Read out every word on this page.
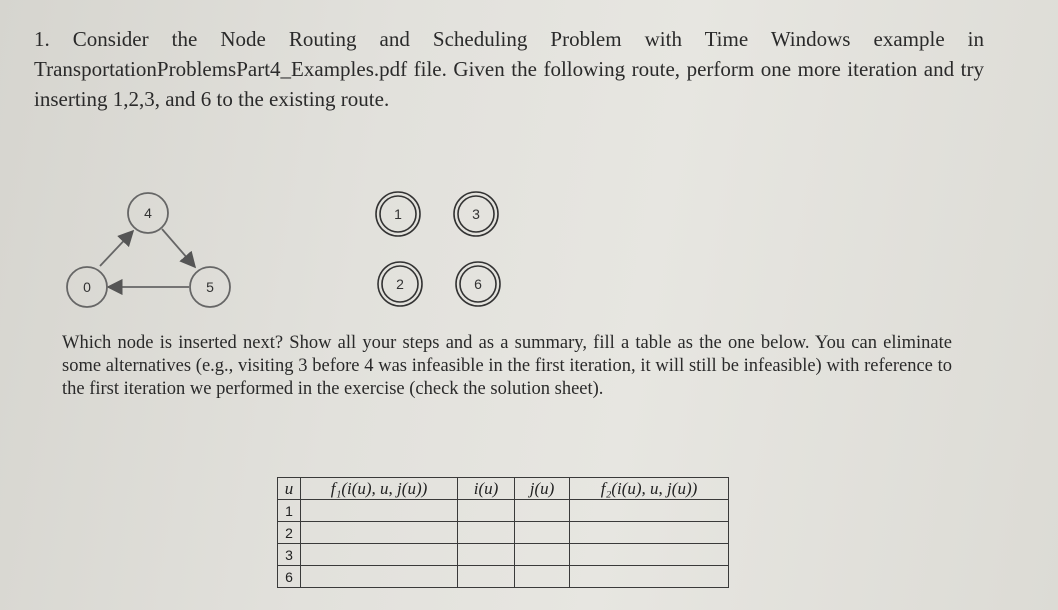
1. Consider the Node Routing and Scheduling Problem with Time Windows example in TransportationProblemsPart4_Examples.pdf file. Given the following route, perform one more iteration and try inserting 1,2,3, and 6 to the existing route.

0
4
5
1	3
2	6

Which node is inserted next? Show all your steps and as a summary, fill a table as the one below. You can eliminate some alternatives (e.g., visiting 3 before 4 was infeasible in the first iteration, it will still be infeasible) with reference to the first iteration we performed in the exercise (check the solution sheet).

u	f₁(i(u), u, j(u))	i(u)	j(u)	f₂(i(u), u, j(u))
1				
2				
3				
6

= = = = = = =

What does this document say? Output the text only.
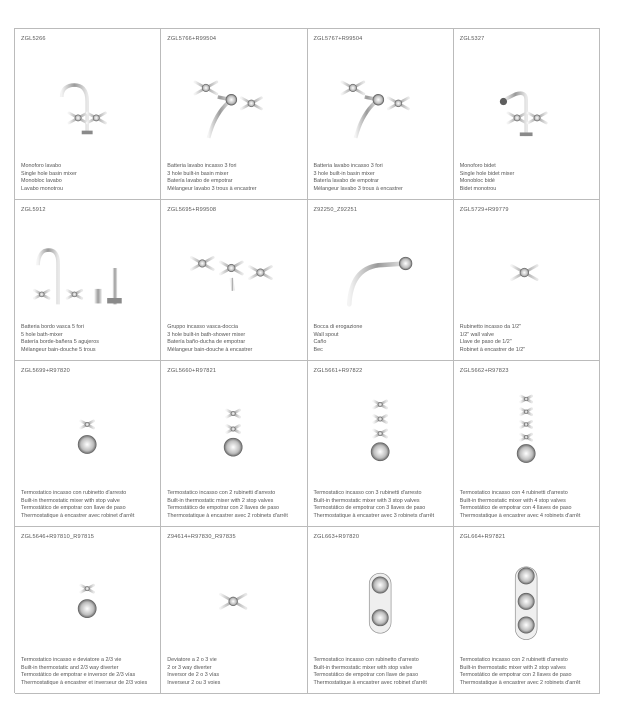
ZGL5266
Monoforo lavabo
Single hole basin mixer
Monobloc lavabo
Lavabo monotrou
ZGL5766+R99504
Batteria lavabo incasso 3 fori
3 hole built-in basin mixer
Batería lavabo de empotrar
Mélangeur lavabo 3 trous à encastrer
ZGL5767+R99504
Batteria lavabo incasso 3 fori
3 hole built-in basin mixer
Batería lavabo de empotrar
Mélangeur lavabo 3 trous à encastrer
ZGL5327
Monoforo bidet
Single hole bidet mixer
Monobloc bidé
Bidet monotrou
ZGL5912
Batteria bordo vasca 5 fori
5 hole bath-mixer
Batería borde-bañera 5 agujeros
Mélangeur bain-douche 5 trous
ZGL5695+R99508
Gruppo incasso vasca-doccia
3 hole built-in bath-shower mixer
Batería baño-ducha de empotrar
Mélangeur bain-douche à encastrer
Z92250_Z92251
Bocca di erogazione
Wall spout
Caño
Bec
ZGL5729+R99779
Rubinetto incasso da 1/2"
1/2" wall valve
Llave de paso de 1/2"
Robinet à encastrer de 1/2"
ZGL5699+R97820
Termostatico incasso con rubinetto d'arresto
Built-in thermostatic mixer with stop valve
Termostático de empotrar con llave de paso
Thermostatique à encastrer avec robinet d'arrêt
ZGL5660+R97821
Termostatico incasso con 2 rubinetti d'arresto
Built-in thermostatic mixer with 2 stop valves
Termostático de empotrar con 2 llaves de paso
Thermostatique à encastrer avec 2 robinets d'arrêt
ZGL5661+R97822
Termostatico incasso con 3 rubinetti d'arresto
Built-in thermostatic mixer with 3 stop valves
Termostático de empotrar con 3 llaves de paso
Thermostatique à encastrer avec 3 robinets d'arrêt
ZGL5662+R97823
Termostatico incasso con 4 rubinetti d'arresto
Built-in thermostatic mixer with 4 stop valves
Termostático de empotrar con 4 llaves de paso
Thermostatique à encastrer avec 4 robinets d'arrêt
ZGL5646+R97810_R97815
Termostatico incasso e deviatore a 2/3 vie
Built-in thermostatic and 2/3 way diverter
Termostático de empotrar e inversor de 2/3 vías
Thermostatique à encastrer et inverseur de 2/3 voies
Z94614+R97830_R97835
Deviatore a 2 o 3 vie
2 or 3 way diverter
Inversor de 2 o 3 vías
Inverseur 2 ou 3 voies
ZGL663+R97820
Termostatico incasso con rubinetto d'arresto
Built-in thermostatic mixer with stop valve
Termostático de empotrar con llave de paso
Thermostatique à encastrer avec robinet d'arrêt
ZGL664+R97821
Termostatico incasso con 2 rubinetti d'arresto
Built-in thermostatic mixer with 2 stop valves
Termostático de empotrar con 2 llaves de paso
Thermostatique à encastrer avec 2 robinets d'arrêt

= = = = = = =

* Requirement: Using the material above, gather every line that includes "Mélangeur".

* Solution for this exercise:
Mélangeur lavabo 3 trous à encastrer
Mélangeur lavabo 3 trous à encastrer
Mélangeur bain-douche 5 trous
Mélangeur bain-douche à encastrer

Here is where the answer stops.